- Exercise task
Pictures stay out of the copy; set down each line of the listing below exactly.

- Entries
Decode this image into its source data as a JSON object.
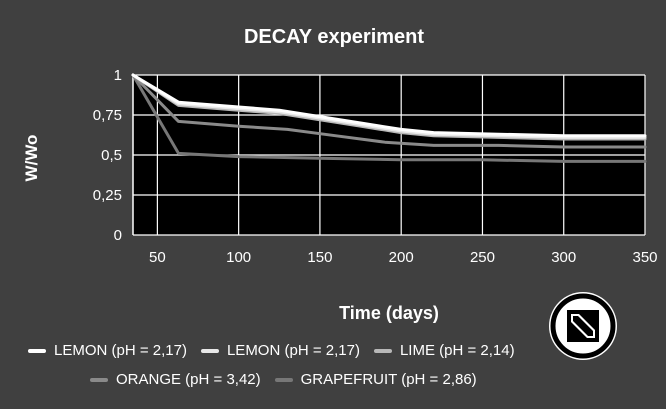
{
  "chart_data": {
    "type": "line",
    "title": "DECAY experiment",
    "xlabel": "Time (days)",
    "ylabel": "W/Wo",
    "xlim": [
      35,
      350
    ],
    "ylim": [
      0,
      1
    ],
    "xticks": [
      50,
      100,
      150,
      200,
      250,
      300,
      350
    ],
    "yticks": [
      0,
      0.25,
      0.5,
      0.75,
      1
    ],
    "ytick_labels": [
      "0",
      "0,25",
      "0,5",
      "0,75",
      "1"
    ],
    "grid": true,
    "legend_position": "bottom",
    "series": [
      {
        "name": "LEMON (pH = 2,17)",
        "color": "#ffffff",
        "x": [
          35,
          63,
          100,
          125,
          150,
          175,
          200,
          220,
          260,
          300,
          350
        ],
        "y": [
          1.0,
          0.83,
          0.8,
          0.78,
          0.74,
          0.7,
          0.66,
          0.64,
          0.63,
          0.62,
          0.62
        ]
      },
      {
        "name": "LEMON (pH = 2,17)",
        "color": "#e8e8e8",
        "x": [
          35,
          63,
          100,
          125,
          150,
          175,
          200,
          220,
          260,
          300,
          350
        ],
        "y": [
          1.0,
          0.82,
          0.79,
          0.77,
          0.73,
          0.69,
          0.65,
          0.63,
          0.62,
          0.61,
          0.61
        ]
      },
      {
        "name": "LIME (pH = 2,14)",
        "color": "#b8b8b8",
        "x": [
          35,
          63,
          100,
          125,
          150,
          175,
          200,
          220,
          260,
          300,
          350
        ],
        "y": [
          1.0,
          0.81,
          0.78,
          0.76,
          0.72,
          0.68,
          0.64,
          0.62,
          0.61,
          0.6,
          0.6
        ]
      },
      {
        "name": "ORANGE (pH = 3,42)",
        "color": "#8a8a8a",
        "x": [
          35,
          63,
          100,
          130,
          160,
          190,
          220,
          260,
          300,
          350
        ],
        "y": [
          1.0,
          0.71,
          0.68,
          0.66,
          0.62,
          0.58,
          0.56,
          0.56,
          0.55,
          0.55
        ]
      },
      {
        "name": "GRAPEFRUIT (pH = 2,86)",
        "color": "#777777",
        "x": [
          35,
          63,
          100,
          150,
          200,
          250,
          300,
          350
        ],
        "y": [
          1.0,
          0.51,
          0.49,
          0.48,
          0.47,
          0.47,
          0.46,
          0.46
        ]
      }
    ]
  },
  "legend": {
    "items": [
      {
        "label": "LEMON (pH = 2,17)",
        "color": "#ffffff"
      },
      {
        "label": "LEMON (pH = 2,17)",
        "color": "#e8e8e8"
      },
      {
        "label": "LIME (pH = 2,14)",
        "color": "#b8b8b8"
      },
      {
        "label": "ORANGE (pH = 3,42)",
        "color": "#8a8a8a"
      },
      {
        "label": "GRAPEFRUIT (pH = 2,86)",
        "color": "#777777"
      }
    ]
  },
  "overlay": {
    "icon": "edit-icon"
  }
}
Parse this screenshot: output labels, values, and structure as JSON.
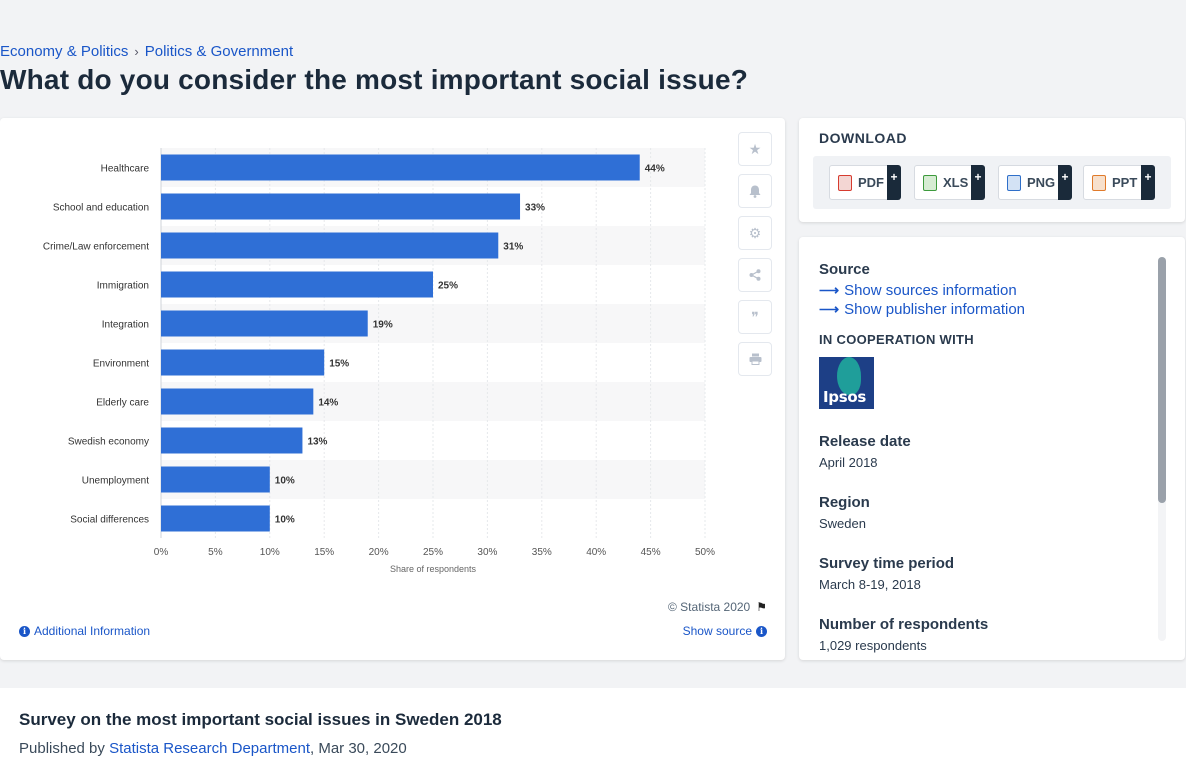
{
  "breadcrumb": [
    "Economy & Politics",
    "Politics & Government"
  ],
  "breadcrumb_sep": "›",
  "title": "What do you consider the most important social issue?",
  "chart_card": {
    "copyright": "© Statista 2020",
    "additional_info": "Additional Information",
    "show_source": "Show source"
  },
  "download": {
    "title": "DOWNLOAD",
    "buttons": [
      {
        "label": "PDF",
        "color": "#d63b2f"
      },
      {
        "label": "XLS",
        "color": "#3c9a3c"
      },
      {
        "label": "PNG",
        "color": "#2f6fc9"
      },
      {
        "label": "PPT",
        "color": "#e07a2a"
      }
    ],
    "plus": "+"
  },
  "meta": {
    "source_label": "Source",
    "show_sources": "Show sources information",
    "show_publisher": "Show publisher information",
    "cooperation": "IN COOPERATION WITH",
    "logo_text": "Ipsos",
    "release_label": "Release date",
    "release_value": "April 2018",
    "region_label": "Region",
    "region_value": "Sweden",
    "survey_label": "Survey time period",
    "survey_value": "March 8-19, 2018",
    "respondents_label": "Number of respondents",
    "respondents_value": "1,029 respondents"
  },
  "bottom": {
    "title": "Survey on the most important social issues in Sweden 2018",
    "published_prefix": "Published by ",
    "publisher": "Statista Research Department",
    "published_date": ", Mar 30, 2020"
  },
  "chart_data": {
    "type": "bar",
    "orientation": "horizontal",
    "categories": [
      "Healthcare",
      "School and education",
      "Crime/Law enforcement",
      "Immigration",
      "Integration",
      "Environment",
      "Elderly care",
      "Swedish economy",
      "Unemployment",
      "Social differences"
    ],
    "values": [
      44,
      33,
      31,
      25,
      19,
      15,
      14,
      13,
      10,
      10
    ],
    "data_labels": [
      "44%",
      "33%",
      "31%",
      "25%",
      "19%",
      "15%",
      "14%",
      "13%",
      "10%",
      "10%"
    ],
    "xlabel": "Share of respondents",
    "xlim": [
      0,
      50
    ],
    "xticks": [
      0,
      5,
      10,
      15,
      20,
      25,
      30,
      35,
      40,
      45,
      50
    ],
    "xtick_labels": [
      "0%",
      "5%",
      "10%",
      "15%",
      "20%",
      "25%",
      "30%",
      "35%",
      "40%",
      "45%",
      "50%"
    ],
    "bar_color": "#2f6fd6",
    "grid": true,
    "legend": "none"
  }
}
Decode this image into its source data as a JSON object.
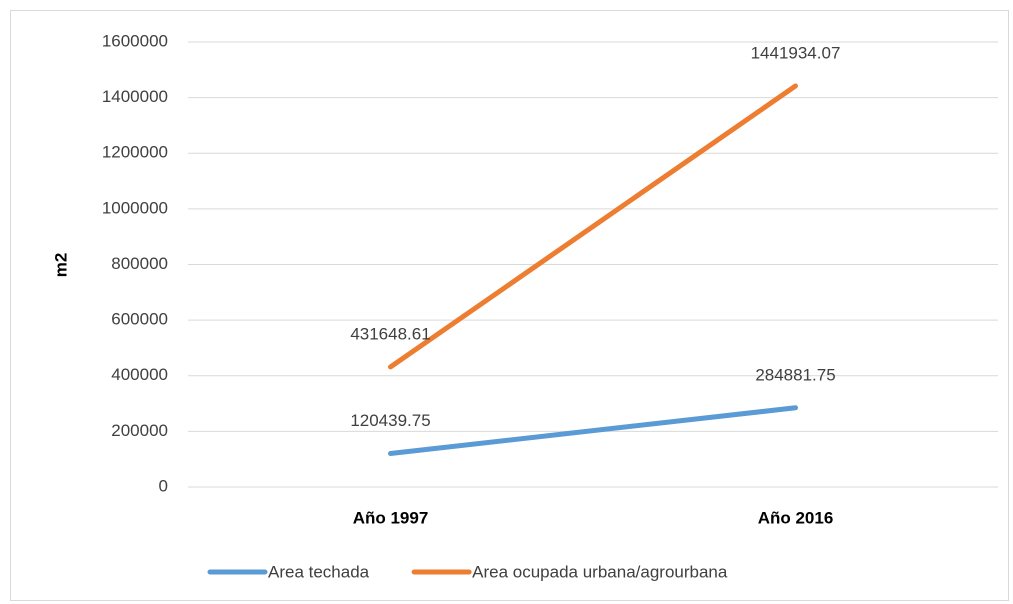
{
  "chart_data": {
    "type": "line",
    "y_label": "m2",
    "categories": [
      "Año 1997",
      "Año 2016"
    ],
    "series": [
      {
        "name": "Area techada",
        "color": "#5b9bd5",
        "values": [
          120439.75,
          284881.75
        ]
      },
      {
        "name": "Area ocupada urbana/agrourbana",
        "color": "#ed7d31",
        "values": [
          431648.61,
          1441934.07
        ]
      }
    ],
    "ylim": [
      0,
      1600000
    ],
    "yticks": [
      0,
      200000,
      400000,
      600000,
      800000,
      1000000,
      1200000,
      1400000,
      1600000
    ],
    "grid": true,
    "legend": "bottom"
  }
}
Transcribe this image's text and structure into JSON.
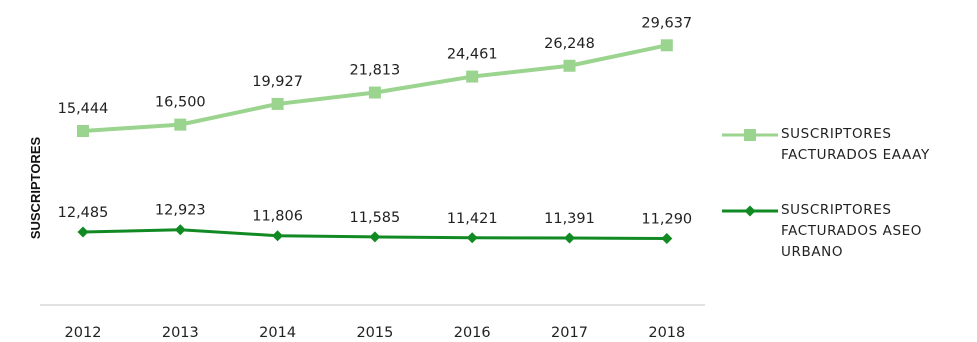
{
  "chart_data": {
    "type": "line",
    "categories": [
      "2012",
      "2013",
      "2014",
      "2015",
      "2016",
      "2017",
      "2018"
    ],
    "ylabel": "SUSCRIPTORES",
    "grid": false,
    "legend_position": "right",
    "series": [
      {
        "name": "SUSCRIPTORES FACTURADOS EAAAY",
        "legend_lines": [
          "SUSCRIPTORES",
          "FACTURADOS EAAAY"
        ],
        "color": "#9bd48f",
        "marker": "square",
        "values": [
          15444,
          16500,
          19927,
          21813,
          24461,
          26248,
          29637
        ],
        "labels": [
          "15,444",
          "16,500",
          "19,927",
          "21,813",
          "24,461",
          "26,248",
          "29,637"
        ]
      },
      {
        "name": "SUSCRIPTORES FACTURADOS ASEO URBANO",
        "legend_lines": [
          "SUSCRIPTORES",
          "FACTURADOS ASEO",
          "URBANO"
        ],
        "color": "#128a24",
        "marker": "diamond",
        "values": [
          12485,
          12923,
          11806,
          11585,
          11421,
          11391,
          11290
        ],
        "labels": [
          "12,485",
          "12,923",
          "11,806",
          "11,585",
          "11,421",
          "11,391",
          "11,290"
        ]
      }
    ]
  }
}
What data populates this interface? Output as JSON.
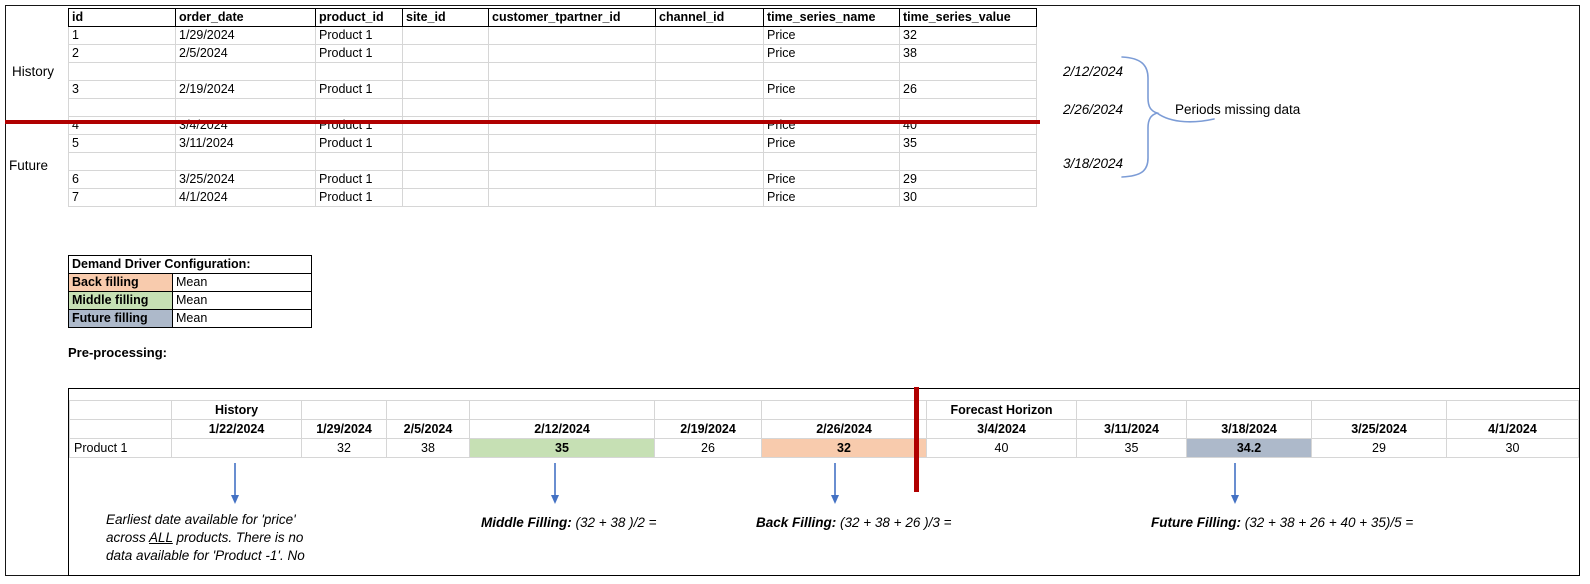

- In response
Decode this image into its source data as a JSON object.
{
  "chart_data": {
    "type": "line",
    "title": "DECAY experiment",
    "xlabel": "Time (days)",
    "ylabel": "W/Wo",
    "xlim": [
      35,
      350
    ],
    "ylim": [
      0,
      1
    ],
    "xticks": [
      50,
      100,
      150,
      200,
      250,
      300,
      350
    ],
    "yticks": [
      0,
      0.25,
      0.5,
      0.75,
      1
    ],
    "ytick_labels": [
      "0",
      "0,25",
      "0,5",
      "0,75",
      "1"
    ],
    "grid": true,
    "legend_position": "bottom",
    "series": [
      {
        "name": "LEMON (pH = 2,17)",
        "color": "#ffffff",
        "x": [
          35,
          63,
          100,
          125,
          150,
          175,
          200,
          220,
          260,
          300,
          350
        ],
        "y": [
          1.0,
          0.83,
          0.8,
          0.78,
          0.74,
          0.7,
          0.66,
          0.64,
          0.63,
          0.62,
          0.62
        ]
      },
      {
        "name": "LEMON (pH = 2,17)",
        "color": "#e8e8e8",
        "x": [
          35,
          63,
          100,
          125,
          150,
          175,
          200,
          220,
          260,
          300,
          350
        ],
        "y": [
          1.0,
          0.82,
          0.79,
          0.77,
          0.73,
          0.69,
          0.65,
          0.63,
          0.62,
          0.61,
          0.61
        ]
      },
      {
        "name": "LIME (pH = 2,14)",
        "color": "#b8b8b8",
        "x": [
          35,
          63,
          100,
          125,
          150,
          175,
          200,
          220,
          260,
          300,
          350
        ],
        "y": [
          1.0,
          0.81,
          0.78,
          0.76,
          0.72,
          0.68,
          0.64,
          0.62,
          0.61,
          0.6,
          0.6
        ]
      },
      {
        "name": "ORANGE (pH = 3,42)",
        "color": "#8a8a8a",
        "x": [
          35,
          63,
          100,
          130,
          160,
          190,
          220,
          260,
          300,
          350
        ],
        "y": [
          1.0,
          0.71,
          0.68,
          0.66,
          0.62,
          0.58,
          0.56,
          0.56,
          0.55,
          0.55
        ]
      },
      {
        "name": "GRAPEFRUIT (pH = 2,86)",
        "color": "#777777",
        "x": [
          35,
          63,
          100,
          150,
          200,
          250,
          300,
          350
        ],
        "y": [
          1.0,
          0.51,
          0.49,
          0.48,
          0.47,
          0.47,
          0.46,
          0.46
        ]
      }
    ]
  },
  "legend": {
    "items": [
      {
        "label": "LEMON (pH = 2,17)",
        "color": "#ffffff"
      },
      {
        "label": "LEMON (pH = 2,17)",
        "color": "#e8e8e8"
      },
      {
        "label": "LIME (pH = 2,14)",
        "color": "#b8b8b8"
      },
      {
        "label": "ORANGE (pH = 3,42)",
        "color": "#8a8a8a"
      },
      {
        "label": "GRAPEFRUIT (pH = 2,86)",
        "color": "#777777"
      }
    ]
  },
  "overlay": {
    "icon": "edit-icon"
  }
}
Parse this screenshot: output labels, values, and structure as JSON.
{
  "breadcrumb": [
    "Economy & Politics",
    "Politics & Government"
  ],
  "breadcrumb_sep": "›",
  "title": "What do you consider the most important social issue?",
  "chart_card": {
    "copyright": "© Statista 2020",
    "additional_info": "Additional Information",
    "show_source": "Show source"
  },
  "download": {
    "title": "DOWNLOAD",
    "buttons": [
      {
        "label": "PDF",
        "color": "#d63b2f"
      },
      {
        "label": "XLS",
        "color": "#3c9a3c"
      },
      {
        "label": "PNG",
        "color": "#2f6fc9"
      },
      {
        "label": "PPT",
        "color": "#e07a2a"
      }
    ],
    "plus": "+"
  },
  "meta": {
    "source_label": "Source",
    "show_sources": "Show sources information",
    "show_publisher": "Show publisher information",
    "cooperation": "IN COOPERATION WITH",
    "logo_text": "Ipsos",
    "release_label": "Release date",
    "release_value": "April 2018",
    "region_label": "Region",
    "region_value": "Sweden",
    "survey_label": "Survey time period",
    "survey_value": "March 8-19, 2018",
    "respondents_label": "Number of respondents",
    "respondents_value": "1,029 respondents"
  },
  "bottom": {
    "title": "Survey on the most important social issues in Sweden 2018",
    "published_prefix": "Published by ",
    "publisher": "Statista Research Department",
    "published_date": ", Mar 30, 2020"
  },
  "chart_data": {
    "type": "bar",
    "orientation": "horizontal",
    "categories": [
      "Healthcare",
      "School and education",
      "Crime/Law enforcement",
      "Immigration",
      "Integration",
      "Environment",
      "Elderly care",
      "Swedish economy",
      "Unemployment",
      "Social differences"
    ],
    "values": [
      44,
      33,
      31,
      25,
      19,
      15,
      14,
      13,
      10,
      10
    ],
    "data_labels": [
      "44%",
      "33%",
      "31%",
      "25%",
      "19%",
      "15%",
      "14%",
      "13%",
      "10%",
      "10%"
    ],
    "xlabel": "Share of respondents",
    "xlim": [
      0,
      50
    ],
    "xticks": [
      0,
      5,
      10,
      15,
      20,
      25,
      30,
      35,
      40,
      45,
      50
    ],
    "xtick_labels": [
      "0%",
      "5%",
      "10%",
      "15%",
      "20%",
      "25%",
      "30%",
      "35%",
      "40%",
      "45%",
      "50%"
    ],
    "bar_color": "#2f6fd6",
    "grid": true,
    "legend": "none"
  }
}
Decode this image into its source data as a JSON object.
{
  "chart_data": {
    "type": "line",
    "y_label": "m2",
    "categories": [
      "Año 1997",
      "Año 2016"
    ],
    "series": [
      {
        "name": "Area techada",
        "color": "#5b9bd5",
        "values": [
          120439.75,
          284881.75
        ]
      },
      {
        "name": "Area ocupada urbana/agrourbana",
        "color": "#ed7d31",
        "values": [
          431648.61,
          1441934.07
        ]
      }
    ],
    "ylim": [
      0,
      1600000
    ],
    "yticks": [
      0,
      200000,
      400000,
      600000,
      800000,
      1000000,
      1200000,
      1400000,
      1600000
    ],
    "grid": true,
    "legend": "bottom"
  }
}
Transcribe this image's text and structure into JSON.
{
  "chart_data": {
    "type": "line",
    "categories": [
      "2012",
      "2013",
      "2014",
      "2015",
      "2016",
      "2017",
      "2018"
    ],
    "ylabel": "SUSCRIPTORES",
    "grid": false,
    "legend_position": "right",
    "series": [
      {
        "name": "SUSCRIPTORES FACTURADOS EAAAY",
        "legend_lines": [
          "SUSCRIPTORES",
          "FACTURADOS EAAAY"
        ],
        "color": "#9bd48f",
        "marker": "square",
        "values": [
          15444,
          16500,
          19927,
          21813,
          24461,
          26248,
          29637
        ],
        "labels": [
          "15,444",
          "16,500",
          "19,927",
          "21,813",
          "24,461",
          "26,248",
          "29,637"
        ]
      },
      {
        "name": "SUSCRIPTORES FACTURADOS ASEO URBANO",
        "legend_lines": [
          "SUSCRIPTORES",
          "FACTURADOS ASEO",
          "URBANO"
        ],
        "color": "#128a24",
        "marker": "diamond",
        "values": [
          12485,
          12923,
          11806,
          11585,
          11421,
          11391,
          11290
        ],
        "labels": [
          "12,485",
          "12,923",
          "11,806",
          "11,585",
          "11,421",
          "11,391",
          "11,290"
        ]
      }
    ]
  }
}
What data populates this interface? Output as JSON.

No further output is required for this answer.